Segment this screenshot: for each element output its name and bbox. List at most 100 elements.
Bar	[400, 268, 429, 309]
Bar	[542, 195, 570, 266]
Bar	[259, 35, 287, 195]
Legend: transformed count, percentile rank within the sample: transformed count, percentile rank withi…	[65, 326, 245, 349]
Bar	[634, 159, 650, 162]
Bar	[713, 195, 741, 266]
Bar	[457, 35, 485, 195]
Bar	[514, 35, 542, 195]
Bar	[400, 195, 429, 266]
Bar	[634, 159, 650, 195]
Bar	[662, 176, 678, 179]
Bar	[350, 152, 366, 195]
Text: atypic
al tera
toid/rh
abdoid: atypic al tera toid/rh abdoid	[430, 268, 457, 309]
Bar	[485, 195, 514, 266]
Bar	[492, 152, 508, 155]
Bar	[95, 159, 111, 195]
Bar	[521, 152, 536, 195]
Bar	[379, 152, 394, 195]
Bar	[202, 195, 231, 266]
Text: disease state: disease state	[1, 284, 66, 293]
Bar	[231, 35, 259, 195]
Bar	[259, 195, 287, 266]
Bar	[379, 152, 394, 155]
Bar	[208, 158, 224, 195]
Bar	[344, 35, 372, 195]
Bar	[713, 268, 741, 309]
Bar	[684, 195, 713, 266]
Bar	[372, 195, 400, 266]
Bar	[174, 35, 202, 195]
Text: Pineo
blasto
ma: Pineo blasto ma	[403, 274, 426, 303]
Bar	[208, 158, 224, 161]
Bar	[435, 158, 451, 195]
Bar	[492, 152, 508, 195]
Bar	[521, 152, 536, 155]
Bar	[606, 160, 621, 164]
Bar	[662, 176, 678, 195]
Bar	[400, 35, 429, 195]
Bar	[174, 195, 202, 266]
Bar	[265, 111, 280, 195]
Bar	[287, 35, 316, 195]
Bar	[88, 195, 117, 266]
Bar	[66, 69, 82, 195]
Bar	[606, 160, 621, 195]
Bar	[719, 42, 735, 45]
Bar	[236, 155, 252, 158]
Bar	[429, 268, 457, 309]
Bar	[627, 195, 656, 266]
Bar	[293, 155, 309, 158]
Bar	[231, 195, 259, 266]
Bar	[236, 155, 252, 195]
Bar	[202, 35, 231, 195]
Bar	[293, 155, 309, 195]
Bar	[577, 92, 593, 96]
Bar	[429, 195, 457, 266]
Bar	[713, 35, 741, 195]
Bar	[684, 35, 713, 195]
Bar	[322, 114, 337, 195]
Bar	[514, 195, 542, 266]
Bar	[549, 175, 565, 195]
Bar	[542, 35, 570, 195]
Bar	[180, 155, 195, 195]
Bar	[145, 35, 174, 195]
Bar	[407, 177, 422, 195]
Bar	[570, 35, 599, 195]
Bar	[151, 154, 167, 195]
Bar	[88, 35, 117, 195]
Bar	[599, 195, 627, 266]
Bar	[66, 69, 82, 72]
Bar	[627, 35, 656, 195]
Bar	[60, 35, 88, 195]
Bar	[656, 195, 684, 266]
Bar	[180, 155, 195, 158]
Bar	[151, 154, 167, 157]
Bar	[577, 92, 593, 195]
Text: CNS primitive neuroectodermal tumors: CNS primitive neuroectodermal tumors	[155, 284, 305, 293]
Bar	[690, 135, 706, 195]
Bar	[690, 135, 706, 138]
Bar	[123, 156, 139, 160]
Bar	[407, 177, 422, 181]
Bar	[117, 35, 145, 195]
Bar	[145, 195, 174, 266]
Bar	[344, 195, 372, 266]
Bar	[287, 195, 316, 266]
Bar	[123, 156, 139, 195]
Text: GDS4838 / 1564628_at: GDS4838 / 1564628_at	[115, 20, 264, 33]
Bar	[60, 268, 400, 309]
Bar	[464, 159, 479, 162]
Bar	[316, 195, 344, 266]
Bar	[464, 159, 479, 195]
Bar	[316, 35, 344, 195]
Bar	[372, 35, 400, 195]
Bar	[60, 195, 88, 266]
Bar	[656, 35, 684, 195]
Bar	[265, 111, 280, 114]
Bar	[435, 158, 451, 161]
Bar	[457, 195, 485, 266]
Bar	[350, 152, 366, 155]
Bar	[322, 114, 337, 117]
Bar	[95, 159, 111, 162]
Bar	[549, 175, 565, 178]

> _Problem details_: Count up the lines in the records where the string "blasto" appears. Your reply is that number alone.

> _Response below_: 2